Repeat the listing below in full, exactly as it stands.

**EXTRACTED MATERIAL**
start
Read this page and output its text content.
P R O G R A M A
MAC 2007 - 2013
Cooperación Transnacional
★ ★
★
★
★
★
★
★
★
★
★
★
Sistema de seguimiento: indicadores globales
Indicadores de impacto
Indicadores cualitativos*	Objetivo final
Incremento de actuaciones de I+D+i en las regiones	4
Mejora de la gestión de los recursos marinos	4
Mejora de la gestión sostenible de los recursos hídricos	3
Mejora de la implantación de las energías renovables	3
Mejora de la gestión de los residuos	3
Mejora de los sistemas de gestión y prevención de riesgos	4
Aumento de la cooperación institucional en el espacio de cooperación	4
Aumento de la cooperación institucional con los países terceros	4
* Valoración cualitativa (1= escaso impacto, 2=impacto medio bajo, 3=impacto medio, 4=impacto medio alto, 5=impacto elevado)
end
**ANSWER FOR THE TASK**
Read this page and output its text content.
P R O G R A M A
MAC 2007 - 2013
Cooperación Transnacional
★ ★
★
★
★
★
★
★
★
★
★
★
Sistema de seguimiento: indicadores globales
Indicadores de impacto
Indicadores cualitativos*	Objetivo final
Incremento de actuaciones de I+D+i en las regiones	4
Mejora de la gestión de los recursos marinos	4
Mejora de la gestión sostenible de los recursos hídricos	3
Mejora de la implantación de las energías renovables	3
Mejora de la gestión de los residuos	3
Mejora de los sistemas de gestión y prevención de riesgos	4
Aumento de la cooperación institucional en el espacio de cooperación	4
Aumento de la cooperación institucional con los países terceros	4
* Valoración cualitativa (1= escaso impacto, 2=impacto medio bajo, 3=impacto medio, 4=impacto medio alto, 5=impacto elevado)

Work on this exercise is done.